■ Stated problem: Pictures stay out of the copy; set down each line of the listing below exactly.

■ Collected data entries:
-- -- --

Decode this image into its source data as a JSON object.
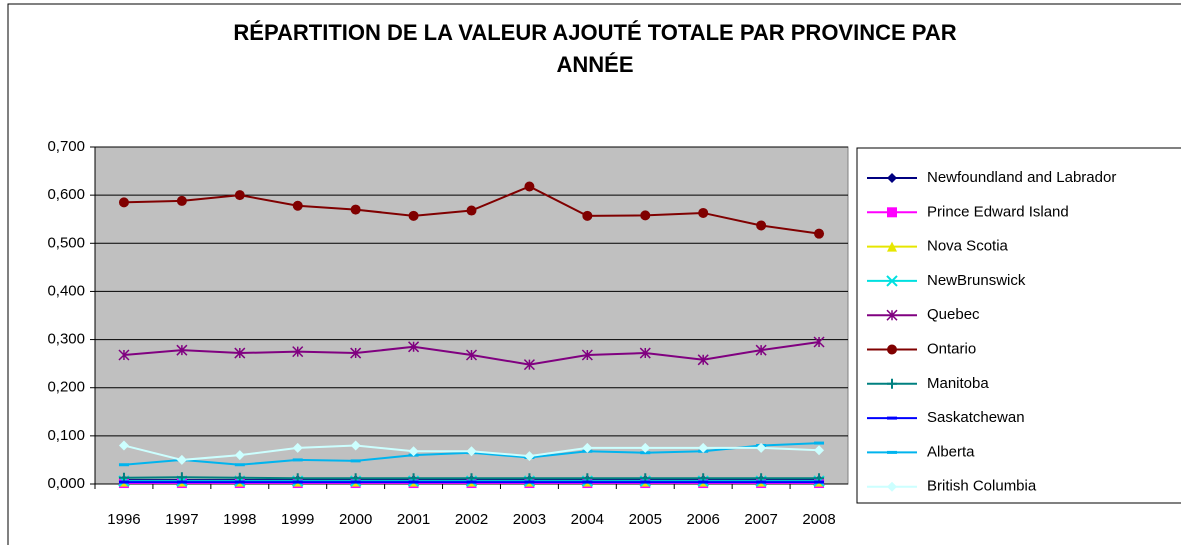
{
  "chart_data": {
    "type": "line",
    "title": [
      "RÉPARTITION DE LA VALEUR AJOUTÉ TOTALE PAR PROVINCE PAR",
      "ANNÉE"
    ],
    "categories": [
      "1996",
      "1997",
      "1998",
      "1999",
      "2000",
      "2001",
      "2002",
      "2003",
      "2004",
      "2005",
      "2006",
      "2007",
      "2008"
    ],
    "ylim": [
      0,
      0.7
    ],
    "yticks": [
      {
        "value": 0,
        "label": "0,000"
      },
      {
        "value": 0.1,
        "label": "0,100"
      },
      {
        "value": 0.2,
        "label": "0,200"
      },
      {
        "value": 0.3,
        "label": "0,300"
      },
      {
        "value": 0.4,
        "label": "0,400"
      },
      {
        "value": 0.5,
        "label": "0,500"
      },
      {
        "value": 0.6,
        "label": "0,600"
      },
      {
        "value": 0.7,
        "label": "0,700"
      }
    ],
    "grid": true,
    "legend": "right",
    "series": [
      {
        "name": "Newfoundland and Labrador",
        "color": "#000080",
        "marker": "diamond",
        "values": [
          0.008,
          0.008,
          0.008,
          0.008,
          0.008,
          0.008,
          0.008,
          0.008,
          0.008,
          0.008,
          0.008,
          0.008,
          0.008
        ]
      },
      {
        "name": "Prince Edward Island",
        "color": "#ff00ff",
        "marker": "square",
        "values": [
          0.002,
          0.002,
          0.002,
          0.002,
          0.002,
          0.002,
          0.002,
          0.002,
          0.002,
          0.002,
          0.002,
          0.002,
          0.002
        ]
      },
      {
        "name": "Nova Scotia",
        "color": "#e6e600",
        "marker": "triangle",
        "values": [
          0.005,
          0.005,
          0.005,
          0.005,
          0.005,
          0.005,
          0.005,
          0.005,
          0.005,
          0.005,
          0.005,
          0.005,
          0.005
        ]
      },
      {
        "name": "NewBrunswick",
        "color": "#00e0e0",
        "marker": "x",
        "values": [
          0.006,
          0.006,
          0.006,
          0.006,
          0.006,
          0.006,
          0.006,
          0.006,
          0.006,
          0.006,
          0.006,
          0.006,
          0.006
        ]
      },
      {
        "name": "Quebec",
        "color": "#800080",
        "marker": "star",
        "values": [
          0.268,
          0.278,
          0.272,
          0.275,
          0.272,
          0.285,
          0.268,
          0.248,
          0.268,
          0.272,
          0.258,
          0.278,
          0.295
        ]
      },
      {
        "name": "Ontario",
        "color": "#800000",
        "marker": "circle",
        "values": [
          0.585,
          0.588,
          0.6,
          0.578,
          0.57,
          0.557,
          0.568,
          0.618,
          0.557,
          0.558,
          0.563,
          0.537,
          0.52
        ]
      },
      {
        "name": "Manitoba",
        "color": "#008080",
        "marker": "plus",
        "values": [
          0.013,
          0.014,
          0.013,
          0.012,
          0.012,
          0.012,
          0.012,
          0.012,
          0.012,
          0.012,
          0.012,
          0.012,
          0.012
        ]
      },
      {
        "name": "Saskatchewan",
        "color": "#0000ff",
        "marker": "dash",
        "values": [
          0.004,
          0.004,
          0.004,
          0.004,
          0.004,
          0.004,
          0.004,
          0.004,
          0.004,
          0.004,
          0.004,
          0.004,
          0.004
        ]
      },
      {
        "name": "Alberta",
        "color": "#00b4ee",
        "marker": "dash",
        "values": [
          0.04,
          0.05,
          0.04,
          0.05,
          0.048,
          0.06,
          0.065,
          0.055,
          0.068,
          0.065,
          0.068,
          0.08,
          0.085
        ]
      },
      {
        "name": "British Columbia",
        "color": "#ccffff",
        "marker": "diamond",
        "values": [
          0.08,
          0.05,
          0.06,
          0.075,
          0.08,
          0.068,
          0.068,
          0.058,
          0.075,
          0.075,
          0.075,
          0.075,
          0.07
        ]
      }
    ]
  }
}
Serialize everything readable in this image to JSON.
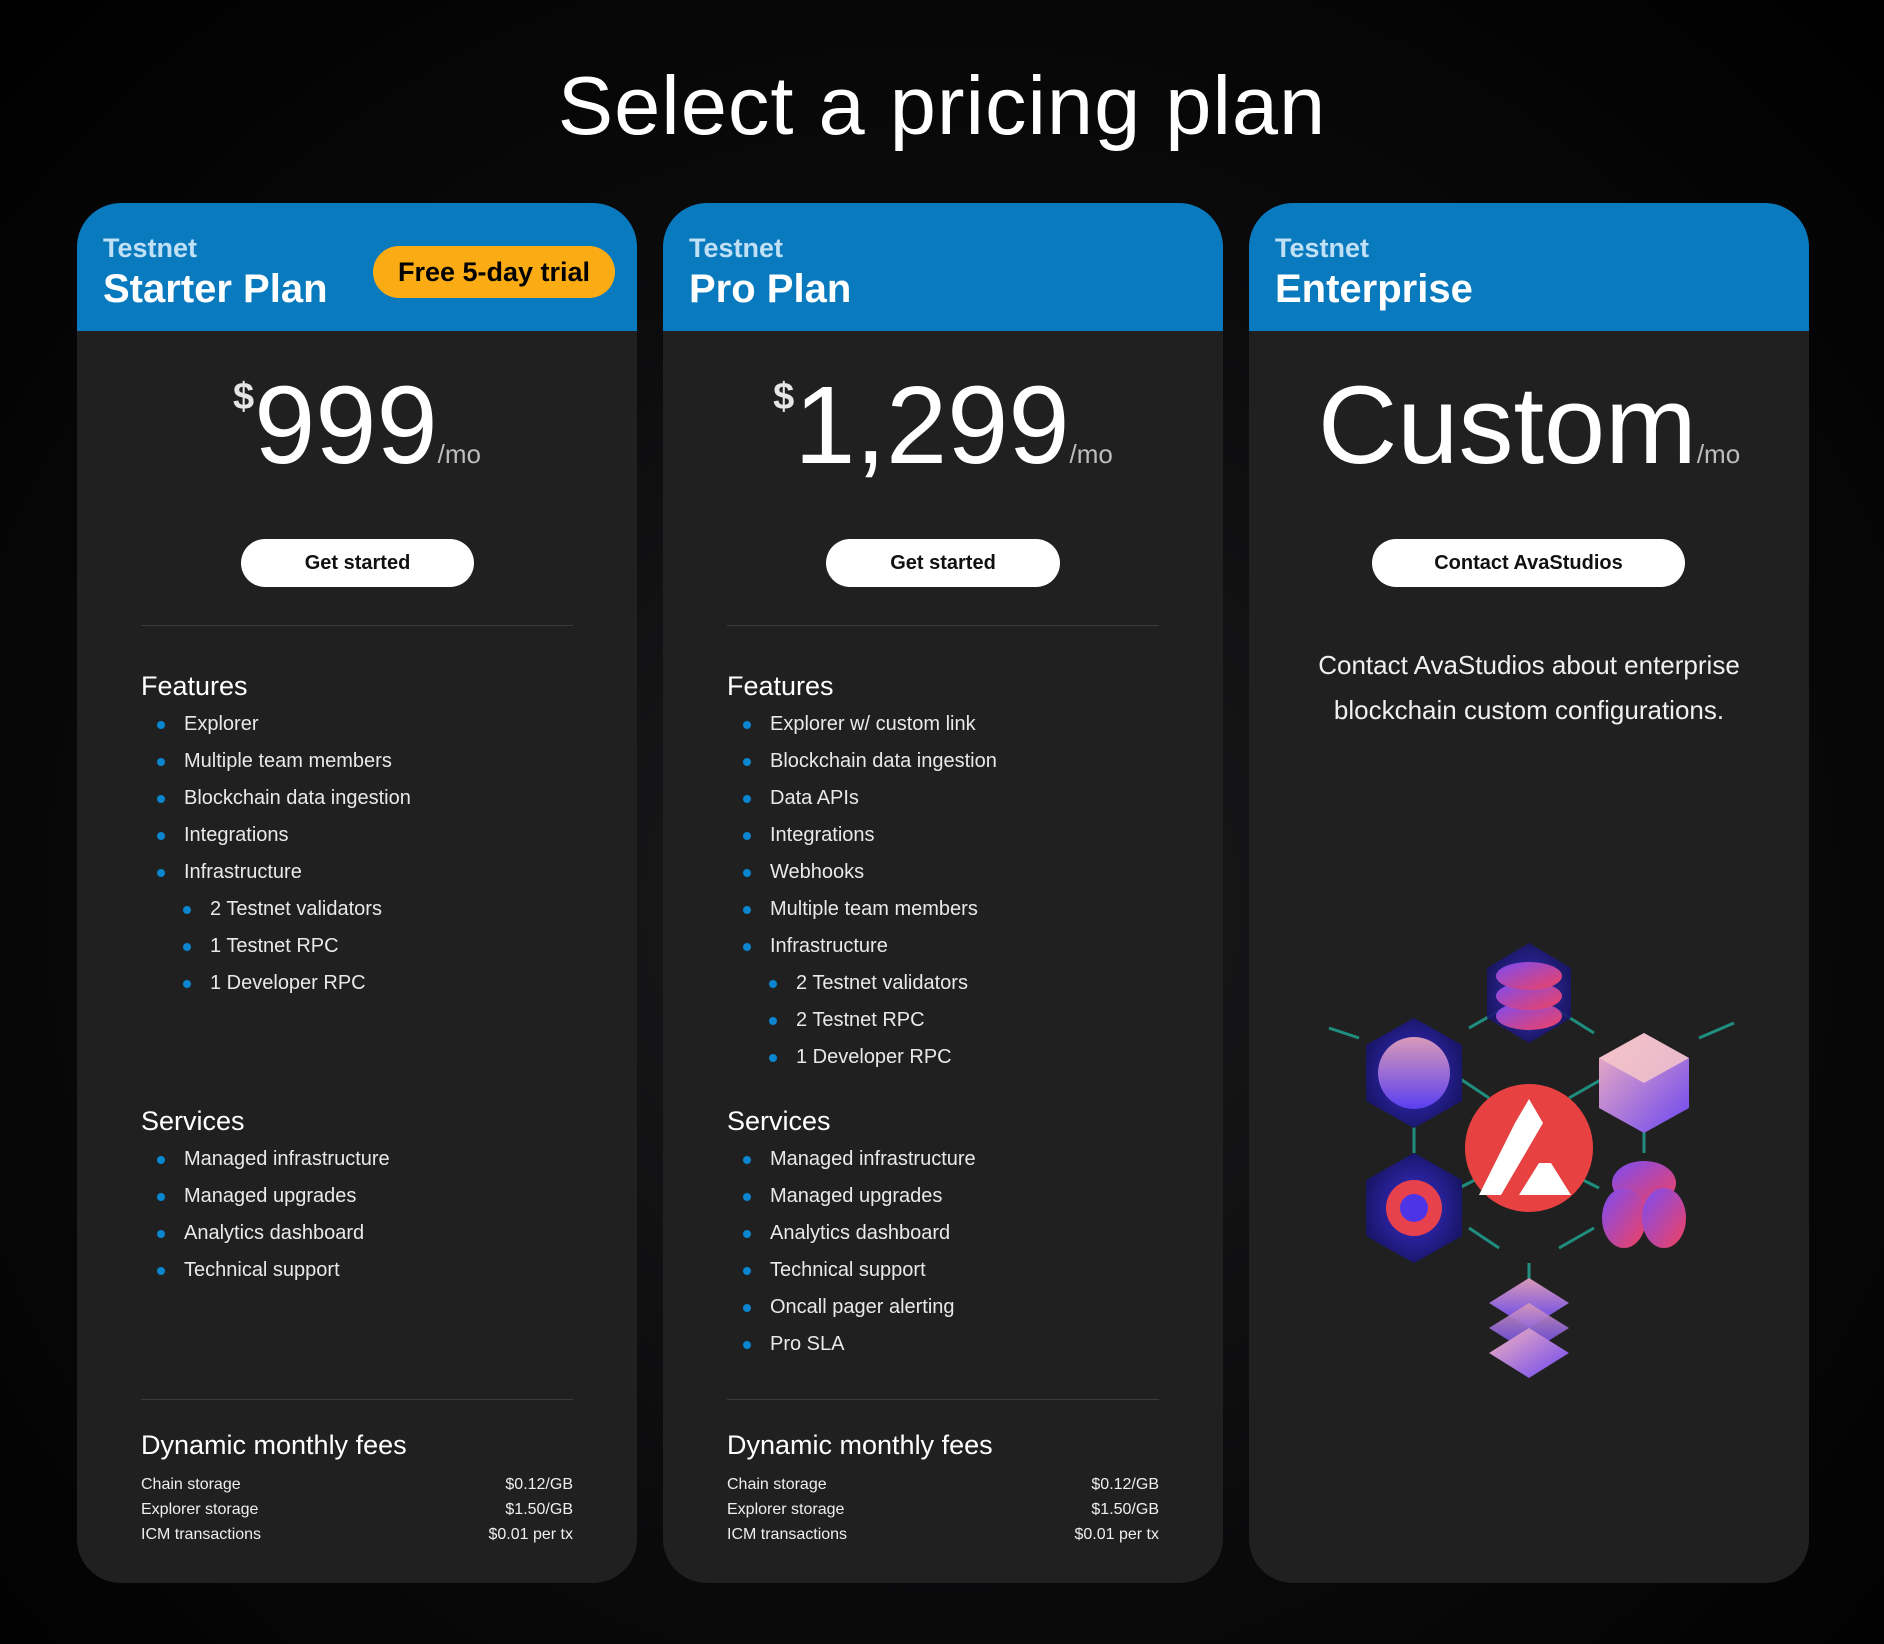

-- -- --

■ Solution:
Decode this image into its source data as a JSON object.
{
  "chart_data": {
    "type": "line",
    "title": [
      "RÉPARTITION DE LA VALEUR AJOUTÉ TOTALE PAR PROVINCE PAR",
      "ANNÉE"
    ],
    "categories": [
      "1996",
      "1997",
      "1998",
      "1999",
      "2000",
      "2001",
      "2002",
      "2003",
      "2004",
      "2005",
      "2006",
      "2007",
      "2008"
    ],
    "ylim": [
      0,
      0.7
    ],
    "yticks": [
      {
        "value": 0,
        "label": "0,000"
      },
      {
        "value": 0.1,
        "label": "0,100"
      },
      {
        "value": 0.2,
        "label": "0,200"
      },
      {
        "value": 0.3,
        "label": "0,300"
      },
      {
        "value": 0.4,
        "label": "0,400"
      },
      {
        "value": 0.5,
        "label": "0,500"
      },
      {
        "value": 0.6,
        "label": "0,600"
      },
      {
        "value": 0.7,
        "label": "0,700"
      }
    ],
    "grid": true,
    "legend": "right",
    "series": [
      {
        "name": "Newfoundland and Labrador",
        "color": "#000080",
        "marker": "diamond",
        "values": [
          0.008,
          0.008,
          0.008,
          0.008,
          0.008,
          0.008,
          0.008,
          0.008,
          0.008,
          0.008,
          0.008,
          0.008,
          0.008
        ]
      },
      {
        "name": "Prince Edward Island",
        "color": "#ff00ff",
        "marker": "square",
        "values": [
          0.002,
          0.002,
          0.002,
          0.002,
          0.002,
          0.002,
          0.002,
          0.002,
          0.002,
          0.002,
          0.002,
          0.002,
          0.002
        ]
      },
      {
        "name": "Nova Scotia",
        "color": "#e6e600",
        "marker": "triangle",
        "values": [
          0.005,
          0.005,
          0.005,
          0.005,
          0.005,
          0.005,
          0.005,
          0.005,
          0.005,
          0.005,
          0.005,
          0.005,
          0.005
        ]
      },
      {
        "name": "NewBrunswick",
        "color": "#00e0e0",
        "marker": "x",
        "values": [
          0.006,
          0.006,
          0.006,
          0.006,
          0.006,
          0.006,
          0.006,
          0.006,
          0.006,
          0.006,
          0.006,
          0.006,
          0.006
        ]
      },
      {
        "name": "Quebec",
        "color": "#800080",
        "marker": "star",
        "values": [
          0.268,
          0.278,
          0.272,
          0.275,
          0.272,
          0.285,
          0.268,
          0.248,
          0.268,
          0.272,
          0.258,
          0.278,
          0.295
        ]
      },
      {
        "name": "Ontario",
        "color": "#800000",
        "marker": "circle",
        "values": [
          0.585,
          0.588,
          0.6,
          0.578,
          0.57,
          0.557,
          0.568,
          0.618,
          0.557,
          0.558,
          0.563,
          0.537,
          0.52
        ]
      },
      {
        "name": "Manitoba",
        "color": "#008080",
        "marker": "plus",
        "values": [
          0.013,
          0.014,
          0.013,
          0.012,
          0.012,
          0.012,
          0.012,
          0.012,
          0.012,
          0.012,
          0.012,
          0.012,
          0.012
        ]
      },
      {
        "name": "Saskatchewan",
        "color": "#0000ff",
        "marker": "dash",
        "values": [
          0.004,
          0.004,
          0.004,
          0.004,
          0.004,
          0.004,
          0.004,
          0.004,
          0.004,
          0.004,
          0.004,
          0.004,
          0.004
        ]
      },
      {
        "name": "Alberta",
        "color": "#00b4ee",
        "marker": "dash",
        "values": [
          0.04,
          0.05,
          0.04,
          0.05,
          0.048,
          0.06,
          0.065,
          0.055,
          0.068,
          0.065,
          0.068,
          0.08,
          0.085
        ]
      },
      {
        "name": "British Columbia",
        "color": "#ccffff",
        "marker": "diamond",
        "values": [
          0.08,
          0.05,
          0.06,
          0.075,
          0.08,
          0.068,
          0.068,
          0.058,
          0.075,
          0.075,
          0.075,
          0.075,
          0.07
        ]
      }
    ]
  }
}
Serialize everything readable in this image to JSON.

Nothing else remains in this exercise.